The task = Without altering anything, repeat each of the records.

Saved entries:
::::
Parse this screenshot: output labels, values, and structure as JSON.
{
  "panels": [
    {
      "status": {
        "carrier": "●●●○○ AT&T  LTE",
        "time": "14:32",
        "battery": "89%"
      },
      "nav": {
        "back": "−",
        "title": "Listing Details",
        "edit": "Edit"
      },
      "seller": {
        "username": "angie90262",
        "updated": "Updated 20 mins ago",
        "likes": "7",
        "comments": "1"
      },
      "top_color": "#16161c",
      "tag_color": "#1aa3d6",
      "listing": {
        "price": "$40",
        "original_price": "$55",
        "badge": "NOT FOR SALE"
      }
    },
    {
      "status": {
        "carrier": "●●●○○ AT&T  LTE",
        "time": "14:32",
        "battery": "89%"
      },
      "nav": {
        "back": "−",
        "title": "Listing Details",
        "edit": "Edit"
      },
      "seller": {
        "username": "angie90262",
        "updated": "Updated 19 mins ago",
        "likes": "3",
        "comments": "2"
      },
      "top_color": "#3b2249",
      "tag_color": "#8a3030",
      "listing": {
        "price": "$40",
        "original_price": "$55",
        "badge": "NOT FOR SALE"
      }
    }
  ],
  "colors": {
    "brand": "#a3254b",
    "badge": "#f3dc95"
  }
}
::::
Response to the exercise =
Parse this screenshot: output labels, values, and structure as JSON.
{
  "panels": [
    {
      "status": {
        "carrier": "●●●○○ AT&T  LTE",
        "time": "14:32",
        "battery": "89%"
      },
      "nav": {
        "back": "−",
        "title": "Listing Details",
        "edit": "Edit"
      },
      "seller": {
        "username": "angie90262",
        "updated": "Updated 20 mins ago",
        "likes": "7",
        "comments": "1"
      },
      "top_color": "#16161c",
      "tag_color": "#1aa3d6",
      "listing": {
        "price": "$40",
        "original_price": "$55",
        "badge": "NOT FOR SALE"
      }
    },
    {
      "status": {
        "carrier": "●●●○○ AT&T  LTE",
        "time": "14:32",
        "battery": "89%"
      },
      "nav": {
        "back": "−",
        "title": "Listing Details",
        "edit": "Edit"
      },
      "seller": {
        "username": "angie90262",
        "updated": "Updated 19 mins ago",
        "likes": "3",
        "comments": "2"
      },
      "top_color": "#3b2249",
      "tag_color": "#8a3030",
      "listing": {
        "price": "$40",
        "original_price": "$55",
        "badge": "NOT FOR SALE"
      }
    }
  ],
  "colors": {
    "brand": "#a3254b",
    "badge": "#f3dc95"
  }
}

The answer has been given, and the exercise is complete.